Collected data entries
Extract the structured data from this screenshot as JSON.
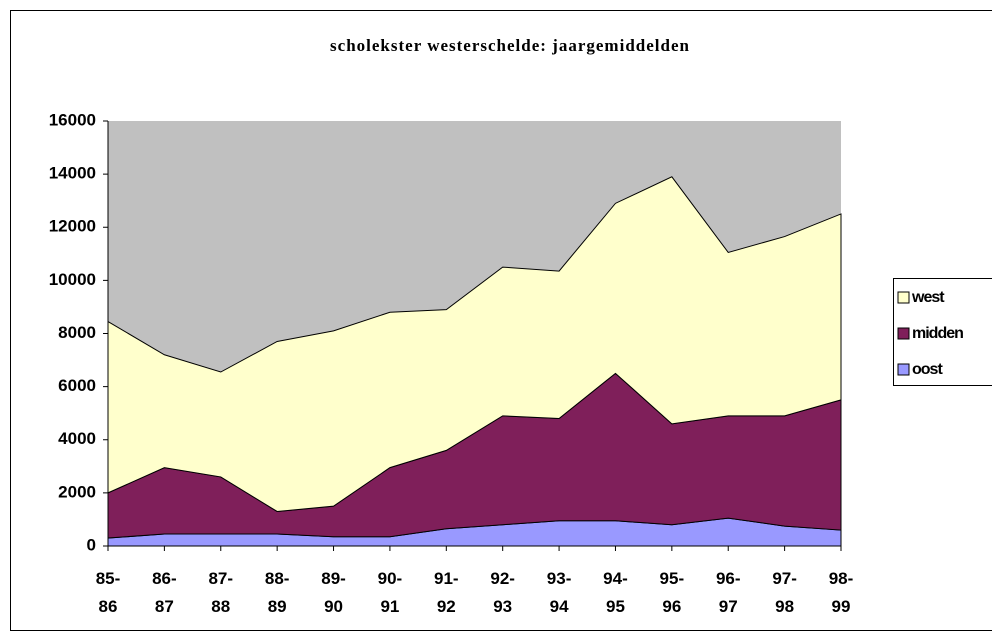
{
  "chart_data": {
    "type": "area",
    "stacked": true,
    "title": "scholekster westerschelde: jaargemiddelden",
    "categories": [
      "85-86",
      "86-87",
      "87-88",
      "88-89",
      "89-90",
      "90-91",
      "91-92",
      "92-93",
      "93-94",
      "94-95",
      "95-96",
      "96-97",
      "97-98",
      "98-99"
    ],
    "series": [
      {
        "name": "oost",
        "color": "#9999ff",
        "values": [
          300,
          450,
          450,
          450,
          350,
          350,
          650,
          800,
          950,
          950,
          800,
          1050,
          750,
          600
        ]
      },
      {
        "name": "midden",
        "color": "#7f1f5a",
        "values": [
          1700,
          2500,
          2150,
          850,
          1150,
          2600,
          2950,
          4100,
          3850,
          5550,
          3800,
          3850,
          4150,
          4900
        ]
      },
      {
        "name": "west",
        "color": "#ffffcc",
        "values": [
          6450,
          4250,
          3950,
          6400,
          6600,
          5850,
          5300,
          5600,
          5550,
          6400,
          9300,
          6150,
          6750,
          7000
        ]
      }
    ],
    "ylim": [
      0,
      16000
    ],
    "yticks": [
      0,
      2000,
      4000,
      6000,
      8000,
      10000,
      12000,
      14000,
      16000
    ],
    "plot_background": "#c0c0c0",
    "legend": "right"
  }
}
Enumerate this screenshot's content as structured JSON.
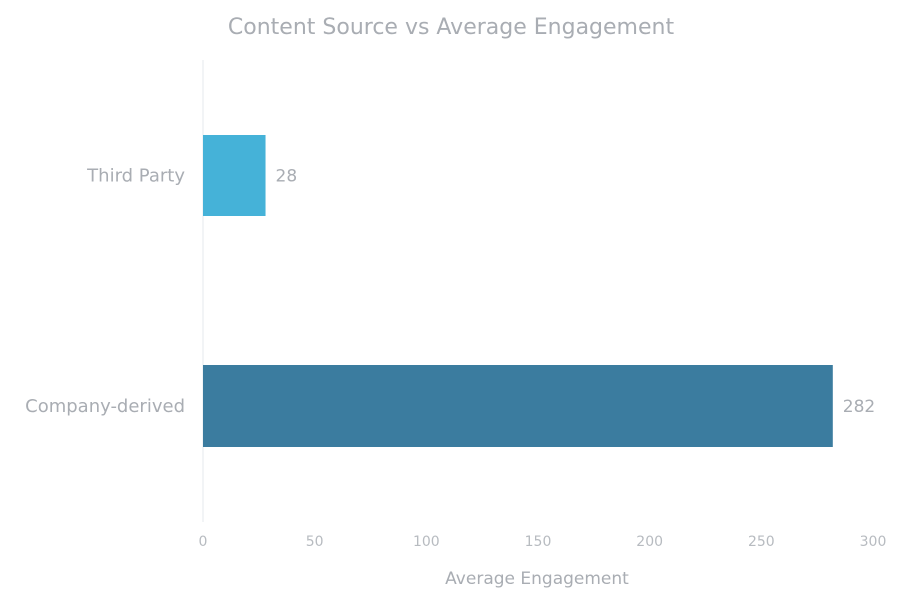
{
  "chart_data": {
    "type": "bar",
    "orientation": "horizontal",
    "title": "Content Source vs Average Engagement",
    "xlabel": "Average Engagement",
    "ylabel": "",
    "categories": [
      "Third Party",
      "Company-derived"
    ],
    "values": [
      28,
      282
    ],
    "value_labels": [
      "28",
      "282"
    ],
    "colors": [
      "#45b2d8",
      "#3b7c9f"
    ],
    "xlim": [
      0,
      300
    ],
    "x_ticks": [
      0,
      50,
      100,
      150,
      200,
      250,
      300
    ],
    "x_tick_labels": [
      "0",
      "50",
      "100",
      "150",
      "200",
      "250",
      "300"
    ],
    "grid": false,
    "legend": "none"
  }
}
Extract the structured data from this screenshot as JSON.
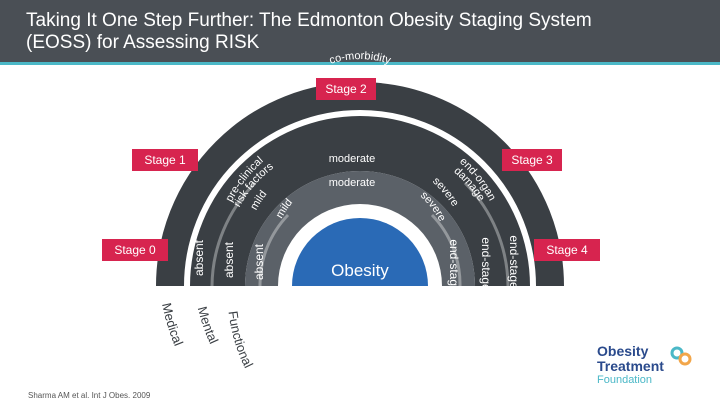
{
  "title": "Taking It One Step Further: The Edmonton Obesity Staging System\n(EOSS) for Assessing RISK",
  "stages": {
    "stage2": "Stage 2",
    "stage1": "Stage 1",
    "stage3": "Stage 3",
    "stage0": "Stage 0",
    "stage4": "Stage 4"
  },
  "arch": {
    "center": "Obesity",
    "comorbidity": "co-morbidity",
    "moderate_outer": "moderate",
    "moderate_inner": "moderate",
    "preclinical": "pre-clinical",
    "risk_factors": "risk factors",
    "mild_outer": "mild",
    "mild_inner": "mild",
    "absent1": "absent",
    "absent2": "absent",
    "absent3": "absent",
    "end_organ": "end-organ",
    "damage": "damage",
    "severe_outer": "severe",
    "severe_inner": "severe",
    "endstage1": "end-stage",
    "endstage2": "end-stage",
    "endstage3": "end-stage",
    "medical": "Medical",
    "mental": "Mental",
    "functional": "Functional"
  },
  "citation": "Sharma AM et al. Int J Obes. 2009",
  "logo": {
    "line1": "Obesity",
    "line2": "Treatment",
    "line3": "Foundation"
  },
  "colors": {
    "header_bg": "#4a4f55",
    "accent_teal": "#4bb8c7",
    "stage_red": "#d7244f",
    "arch_outer": "#3a3f44",
    "arch_inner": "#5b6168",
    "center_blue": "#2a6ab6"
  }
}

> **TASK DETAILS**
An exact transcription of all the entries is required, without the pictures.

> **OUTPUT OF THE TASK**
Extract the structured data from this screenshot as JSON.
{
  "chart_data": {
    "type": "area",
    "stacked": true,
    "title": "scholekster westerschelde: jaargemiddelden",
    "categories": [
      "85-86",
      "86-87",
      "87-88",
      "88-89",
      "89-90",
      "90-91",
      "91-92",
      "92-93",
      "93-94",
      "94-95",
      "95-96",
      "96-97",
      "97-98",
      "98-99"
    ],
    "series": [
      {
        "name": "oost",
        "color": "#9999ff",
        "values": [
          300,
          450,
          450,
          450,
          350,
          350,
          650,
          800,
          950,
          950,
          800,
          1050,
          750,
          600
        ]
      },
      {
        "name": "midden",
        "color": "#7f1f5a",
        "values": [
          1700,
          2500,
          2150,
          850,
          1150,
          2600,
          2950,
          4100,
          3850,
          5550,
          3800,
          3850,
          4150,
          4900
        ]
      },
      {
        "name": "west",
        "color": "#ffffcc",
        "values": [
          6450,
          4250,
          3950,
          6400,
          6600,
          5850,
          5300,
          5600,
          5550,
          6400,
          9300,
          6150,
          6750,
          7000
        ]
      }
    ],
    "ylim": [
      0,
      16000
    ],
    "yticks": [
      0,
      2000,
      4000,
      6000,
      8000,
      10000,
      12000,
      14000,
      16000
    ],
    "plot_background": "#c0c0c0",
    "legend": "right"
  }
}
Enumerate this screenshot's content as structured JSON.
{
  "chart_data": {
    "type": "bar",
    "orientation": "horizontal",
    "title": "Content Source vs Average Engagement",
    "xlabel": "Average Engagement",
    "ylabel": "",
    "categories": [
      "Third Party",
      "Company-derived"
    ],
    "values": [
      28,
      282
    ],
    "value_labels": [
      "28",
      "282"
    ],
    "colors": [
      "#45b2d8",
      "#3b7c9f"
    ],
    "xlim": [
      0,
      300
    ],
    "x_ticks": [
      0,
      50,
      100,
      150,
      200,
      250,
      300
    ],
    "x_tick_labels": [
      "0",
      "50",
      "100",
      "150",
      "200",
      "250",
      "300"
    ],
    "grid": false,
    "legend": "none"
  }
}
Extract the structured data from this screenshot as JSON.
{
  "title": "Taking It One Step Further: The Edmonton Obesity Staging System\n(EOSS) for Assessing RISK",
  "stages": {
    "stage2": "Stage 2",
    "stage1": "Stage 1",
    "stage3": "Stage 3",
    "stage0": "Stage 0",
    "stage4": "Stage 4"
  },
  "arch": {
    "center": "Obesity",
    "comorbidity": "co-morbidity",
    "moderate_outer": "moderate",
    "moderate_inner": "moderate",
    "preclinical": "pre-clinical",
    "risk_factors": "risk factors",
    "mild_outer": "mild",
    "mild_inner": "mild",
    "absent1": "absent",
    "absent2": "absent",
    "absent3": "absent",
    "end_organ": "end-organ",
    "damage": "damage",
    "severe_outer": "severe",
    "severe_inner": "severe",
    "endstage1": "end-stage",
    "endstage2": "end-stage",
    "endstage3": "end-stage",
    "medical": "Medical",
    "mental": "Mental",
    "functional": "Functional"
  },
  "citation": "Sharma AM et al. Int J Obes. 2009",
  "logo": {
    "line1": "Obesity",
    "line2": "Treatment",
    "line3": "Foundation"
  },
  "colors": {
    "header_bg": "#4a4f55",
    "accent_teal": "#4bb8c7",
    "stage_red": "#d7244f",
    "arch_outer": "#3a3f44",
    "arch_inner": "#5b6168",
    "center_blue": "#2a6ab6"
  }
}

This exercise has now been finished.